[Stored dataset items]
## Start
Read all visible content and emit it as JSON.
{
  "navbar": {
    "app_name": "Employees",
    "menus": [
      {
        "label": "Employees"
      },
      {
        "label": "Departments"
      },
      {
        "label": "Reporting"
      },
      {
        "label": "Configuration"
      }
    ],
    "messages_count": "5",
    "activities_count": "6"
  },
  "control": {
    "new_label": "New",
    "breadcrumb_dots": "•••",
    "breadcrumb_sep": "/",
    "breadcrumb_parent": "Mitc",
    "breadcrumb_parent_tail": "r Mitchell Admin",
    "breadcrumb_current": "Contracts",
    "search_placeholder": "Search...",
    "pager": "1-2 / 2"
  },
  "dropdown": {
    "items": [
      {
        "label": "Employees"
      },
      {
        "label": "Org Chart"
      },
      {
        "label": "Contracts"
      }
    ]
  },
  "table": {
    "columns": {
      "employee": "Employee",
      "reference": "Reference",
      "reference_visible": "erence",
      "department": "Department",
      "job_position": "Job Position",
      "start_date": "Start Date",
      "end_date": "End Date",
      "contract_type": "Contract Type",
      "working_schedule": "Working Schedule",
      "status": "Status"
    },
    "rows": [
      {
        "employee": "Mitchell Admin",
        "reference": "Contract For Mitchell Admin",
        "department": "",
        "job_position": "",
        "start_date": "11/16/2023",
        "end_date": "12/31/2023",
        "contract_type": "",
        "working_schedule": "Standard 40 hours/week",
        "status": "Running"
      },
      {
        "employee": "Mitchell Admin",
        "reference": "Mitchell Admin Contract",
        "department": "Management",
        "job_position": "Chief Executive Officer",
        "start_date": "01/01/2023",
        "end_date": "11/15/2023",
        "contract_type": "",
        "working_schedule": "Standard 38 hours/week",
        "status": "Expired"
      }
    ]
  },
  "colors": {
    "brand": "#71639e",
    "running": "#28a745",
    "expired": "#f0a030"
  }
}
## End
## Start
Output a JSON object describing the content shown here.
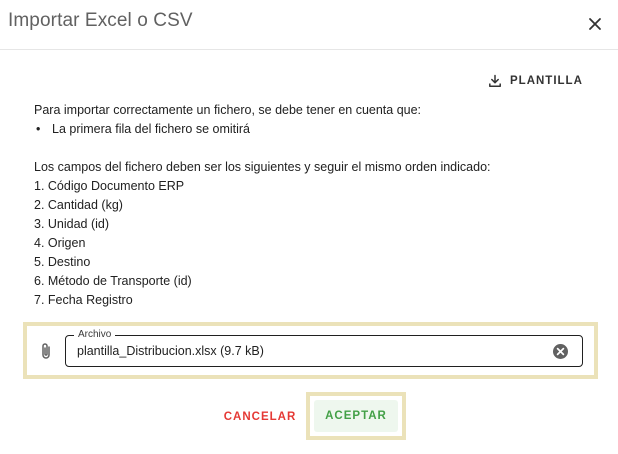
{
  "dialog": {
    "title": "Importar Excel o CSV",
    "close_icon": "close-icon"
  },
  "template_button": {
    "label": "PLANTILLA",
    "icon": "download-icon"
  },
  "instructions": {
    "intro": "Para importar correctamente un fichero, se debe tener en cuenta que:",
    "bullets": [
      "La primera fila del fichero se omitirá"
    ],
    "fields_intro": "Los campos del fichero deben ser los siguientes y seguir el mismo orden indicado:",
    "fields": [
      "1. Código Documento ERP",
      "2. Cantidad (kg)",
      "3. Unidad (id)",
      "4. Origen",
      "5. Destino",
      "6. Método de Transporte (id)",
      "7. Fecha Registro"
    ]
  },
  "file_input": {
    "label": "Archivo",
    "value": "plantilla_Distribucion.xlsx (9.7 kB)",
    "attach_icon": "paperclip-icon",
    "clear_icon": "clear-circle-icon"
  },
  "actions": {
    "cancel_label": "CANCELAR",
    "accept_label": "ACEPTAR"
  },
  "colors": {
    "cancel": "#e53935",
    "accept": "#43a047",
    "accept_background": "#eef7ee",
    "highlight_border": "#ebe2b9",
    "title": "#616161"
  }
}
## End
## Start
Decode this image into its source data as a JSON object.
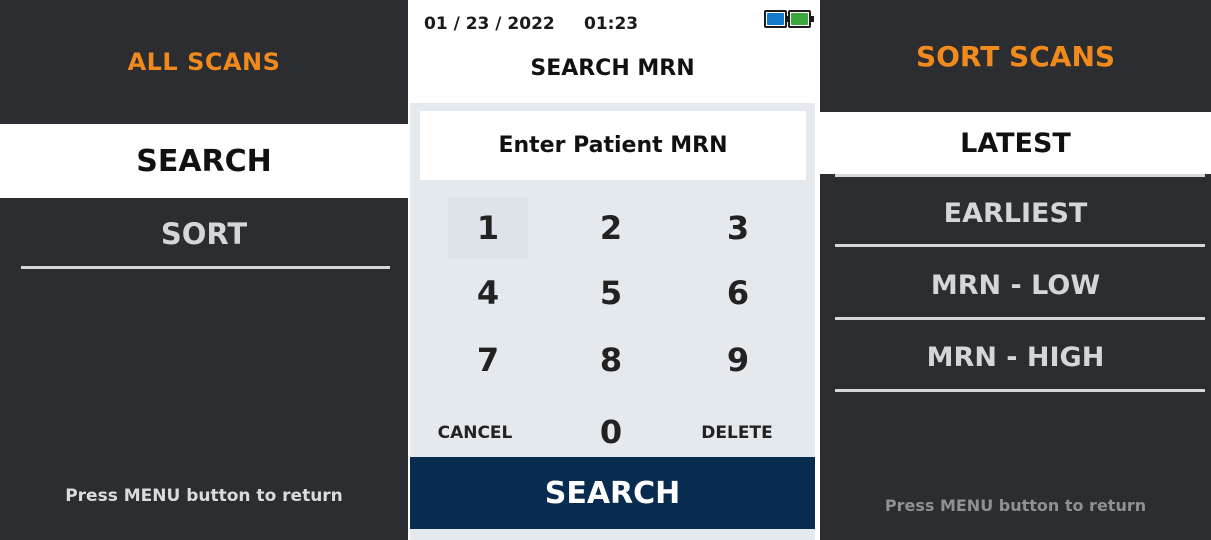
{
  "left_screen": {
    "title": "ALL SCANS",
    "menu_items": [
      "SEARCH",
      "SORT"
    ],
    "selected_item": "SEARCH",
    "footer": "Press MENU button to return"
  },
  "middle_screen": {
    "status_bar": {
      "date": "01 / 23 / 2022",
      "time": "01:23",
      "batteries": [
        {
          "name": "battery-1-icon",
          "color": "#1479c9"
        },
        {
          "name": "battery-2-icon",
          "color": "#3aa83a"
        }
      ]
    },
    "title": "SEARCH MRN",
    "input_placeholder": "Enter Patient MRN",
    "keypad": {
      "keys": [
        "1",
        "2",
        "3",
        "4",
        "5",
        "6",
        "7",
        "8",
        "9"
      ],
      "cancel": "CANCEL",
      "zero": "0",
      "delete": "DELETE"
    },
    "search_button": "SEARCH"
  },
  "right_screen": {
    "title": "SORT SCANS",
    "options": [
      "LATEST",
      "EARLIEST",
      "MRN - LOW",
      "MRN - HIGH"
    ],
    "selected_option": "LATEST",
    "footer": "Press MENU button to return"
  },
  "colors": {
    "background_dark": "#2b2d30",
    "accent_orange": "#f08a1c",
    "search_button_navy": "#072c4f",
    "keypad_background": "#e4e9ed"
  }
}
## End
▶ _Given instruction_: Copy out every line from the records that has the word "Contracts".

▶ _Answer below_:
    "breadcrumb_current": "Contracts",
        "label": "Contracts"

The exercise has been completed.